▶ [WHAT YOU WILL DO]
From the entries below, say how many lines carry the word "b₂x₂", and give nothing but the number.

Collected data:
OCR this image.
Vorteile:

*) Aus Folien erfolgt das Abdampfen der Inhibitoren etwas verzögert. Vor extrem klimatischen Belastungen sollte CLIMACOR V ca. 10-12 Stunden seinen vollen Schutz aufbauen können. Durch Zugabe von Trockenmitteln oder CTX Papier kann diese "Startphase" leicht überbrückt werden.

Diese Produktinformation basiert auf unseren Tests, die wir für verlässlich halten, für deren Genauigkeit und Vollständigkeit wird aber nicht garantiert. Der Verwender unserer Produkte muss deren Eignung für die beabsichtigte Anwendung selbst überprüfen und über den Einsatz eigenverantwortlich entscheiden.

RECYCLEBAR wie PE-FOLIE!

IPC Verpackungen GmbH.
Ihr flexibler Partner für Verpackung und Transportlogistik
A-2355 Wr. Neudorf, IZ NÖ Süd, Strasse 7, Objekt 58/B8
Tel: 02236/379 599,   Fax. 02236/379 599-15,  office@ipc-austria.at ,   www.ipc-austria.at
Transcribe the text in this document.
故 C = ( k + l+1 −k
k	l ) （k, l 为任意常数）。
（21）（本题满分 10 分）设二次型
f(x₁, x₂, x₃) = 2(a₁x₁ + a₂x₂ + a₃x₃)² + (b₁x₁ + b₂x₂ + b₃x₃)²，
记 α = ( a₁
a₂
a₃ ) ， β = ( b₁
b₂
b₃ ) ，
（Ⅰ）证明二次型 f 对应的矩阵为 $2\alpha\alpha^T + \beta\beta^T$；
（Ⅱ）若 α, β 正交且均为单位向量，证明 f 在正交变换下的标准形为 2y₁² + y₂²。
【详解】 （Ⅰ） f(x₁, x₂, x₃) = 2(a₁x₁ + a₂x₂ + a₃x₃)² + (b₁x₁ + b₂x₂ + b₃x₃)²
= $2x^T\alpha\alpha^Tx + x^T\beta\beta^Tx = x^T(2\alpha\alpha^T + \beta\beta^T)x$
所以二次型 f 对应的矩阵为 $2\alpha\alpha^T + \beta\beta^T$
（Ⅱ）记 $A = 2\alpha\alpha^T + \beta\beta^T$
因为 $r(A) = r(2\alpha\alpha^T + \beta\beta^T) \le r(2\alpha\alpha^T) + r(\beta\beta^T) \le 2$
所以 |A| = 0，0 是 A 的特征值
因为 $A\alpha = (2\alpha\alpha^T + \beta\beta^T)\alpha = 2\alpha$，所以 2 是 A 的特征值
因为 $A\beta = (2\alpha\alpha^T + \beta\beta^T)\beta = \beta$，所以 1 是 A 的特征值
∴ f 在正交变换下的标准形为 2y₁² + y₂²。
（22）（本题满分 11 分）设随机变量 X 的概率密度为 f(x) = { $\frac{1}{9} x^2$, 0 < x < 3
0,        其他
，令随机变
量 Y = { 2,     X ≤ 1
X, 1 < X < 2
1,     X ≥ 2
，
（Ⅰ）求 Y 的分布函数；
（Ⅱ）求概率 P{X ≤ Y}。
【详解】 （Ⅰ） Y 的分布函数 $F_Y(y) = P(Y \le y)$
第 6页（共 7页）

▶ [FINAL ANSWER]
2